— Begin —

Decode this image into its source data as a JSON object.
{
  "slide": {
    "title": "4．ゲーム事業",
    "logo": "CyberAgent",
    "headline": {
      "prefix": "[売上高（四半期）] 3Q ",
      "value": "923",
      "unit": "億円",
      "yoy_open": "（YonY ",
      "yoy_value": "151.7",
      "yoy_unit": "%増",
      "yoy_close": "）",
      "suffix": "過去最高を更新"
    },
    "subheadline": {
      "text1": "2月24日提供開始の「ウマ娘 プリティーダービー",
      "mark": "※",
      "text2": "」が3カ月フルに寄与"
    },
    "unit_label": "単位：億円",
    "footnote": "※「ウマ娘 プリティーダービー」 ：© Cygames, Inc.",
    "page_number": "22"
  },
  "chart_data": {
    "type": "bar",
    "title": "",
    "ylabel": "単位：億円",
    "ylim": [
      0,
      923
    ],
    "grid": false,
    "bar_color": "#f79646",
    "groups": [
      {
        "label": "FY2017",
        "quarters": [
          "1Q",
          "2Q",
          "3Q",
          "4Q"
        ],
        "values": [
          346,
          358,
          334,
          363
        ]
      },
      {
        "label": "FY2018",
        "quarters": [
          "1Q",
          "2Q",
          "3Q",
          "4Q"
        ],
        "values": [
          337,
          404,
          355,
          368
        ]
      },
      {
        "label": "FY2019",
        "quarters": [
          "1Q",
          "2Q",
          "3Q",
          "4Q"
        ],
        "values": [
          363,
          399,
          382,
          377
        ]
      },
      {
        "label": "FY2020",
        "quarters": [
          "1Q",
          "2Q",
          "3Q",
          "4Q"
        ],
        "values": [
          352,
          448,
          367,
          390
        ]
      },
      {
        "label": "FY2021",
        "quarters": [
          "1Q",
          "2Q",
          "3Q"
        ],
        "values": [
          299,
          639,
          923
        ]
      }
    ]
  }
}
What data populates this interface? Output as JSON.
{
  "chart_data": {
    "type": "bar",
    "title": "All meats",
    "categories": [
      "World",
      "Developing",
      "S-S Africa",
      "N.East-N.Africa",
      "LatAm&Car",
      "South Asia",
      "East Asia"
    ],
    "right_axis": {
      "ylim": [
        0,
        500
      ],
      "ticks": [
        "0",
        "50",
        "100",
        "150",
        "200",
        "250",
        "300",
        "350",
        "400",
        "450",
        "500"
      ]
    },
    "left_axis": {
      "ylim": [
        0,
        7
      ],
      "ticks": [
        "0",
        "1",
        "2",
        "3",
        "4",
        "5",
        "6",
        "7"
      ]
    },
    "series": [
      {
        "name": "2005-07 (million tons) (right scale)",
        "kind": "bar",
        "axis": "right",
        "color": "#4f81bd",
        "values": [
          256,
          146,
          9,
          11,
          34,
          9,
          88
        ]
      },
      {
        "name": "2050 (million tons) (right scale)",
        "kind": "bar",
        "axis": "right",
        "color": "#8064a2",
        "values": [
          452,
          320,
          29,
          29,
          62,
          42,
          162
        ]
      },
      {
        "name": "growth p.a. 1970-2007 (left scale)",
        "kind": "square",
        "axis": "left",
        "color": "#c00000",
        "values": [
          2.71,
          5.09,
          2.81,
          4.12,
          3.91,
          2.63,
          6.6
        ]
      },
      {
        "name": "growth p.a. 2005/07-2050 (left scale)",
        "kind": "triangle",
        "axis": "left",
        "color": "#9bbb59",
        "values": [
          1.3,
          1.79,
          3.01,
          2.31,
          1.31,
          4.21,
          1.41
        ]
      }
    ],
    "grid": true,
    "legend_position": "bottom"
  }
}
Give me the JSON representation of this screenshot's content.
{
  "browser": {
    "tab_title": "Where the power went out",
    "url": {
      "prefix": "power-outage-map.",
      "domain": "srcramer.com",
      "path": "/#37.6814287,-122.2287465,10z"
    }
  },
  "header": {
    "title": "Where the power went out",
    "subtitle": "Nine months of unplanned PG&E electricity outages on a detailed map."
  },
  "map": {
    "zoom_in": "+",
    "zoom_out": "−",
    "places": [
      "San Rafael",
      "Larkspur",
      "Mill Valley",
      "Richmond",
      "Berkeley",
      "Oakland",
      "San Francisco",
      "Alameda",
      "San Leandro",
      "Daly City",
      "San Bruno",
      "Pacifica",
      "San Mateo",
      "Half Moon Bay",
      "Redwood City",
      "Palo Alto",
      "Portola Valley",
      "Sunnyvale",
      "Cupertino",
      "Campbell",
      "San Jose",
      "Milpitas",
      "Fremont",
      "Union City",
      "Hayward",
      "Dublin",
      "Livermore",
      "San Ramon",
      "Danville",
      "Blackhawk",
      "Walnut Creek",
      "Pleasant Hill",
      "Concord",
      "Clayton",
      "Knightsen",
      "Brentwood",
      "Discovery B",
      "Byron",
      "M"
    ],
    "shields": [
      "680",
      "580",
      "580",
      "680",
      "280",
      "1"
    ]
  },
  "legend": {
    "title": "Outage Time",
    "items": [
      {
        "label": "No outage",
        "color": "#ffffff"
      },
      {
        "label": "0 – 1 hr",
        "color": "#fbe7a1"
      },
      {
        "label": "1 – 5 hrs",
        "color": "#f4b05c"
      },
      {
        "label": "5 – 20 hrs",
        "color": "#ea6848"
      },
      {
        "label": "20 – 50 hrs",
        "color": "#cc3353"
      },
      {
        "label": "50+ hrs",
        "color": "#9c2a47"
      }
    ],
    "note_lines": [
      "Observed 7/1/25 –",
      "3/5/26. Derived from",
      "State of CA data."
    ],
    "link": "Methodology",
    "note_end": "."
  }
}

— End —

### Request:
Copy every line above in which the string "プリティーダービー" shows up.

### Response to this task:
      "text1": "2月24日提供開始の「ウマ娘 プリティーダービー",
    "footnote": "※「ウマ娘 プリティーダービー」 ：© Cygames, Inc.",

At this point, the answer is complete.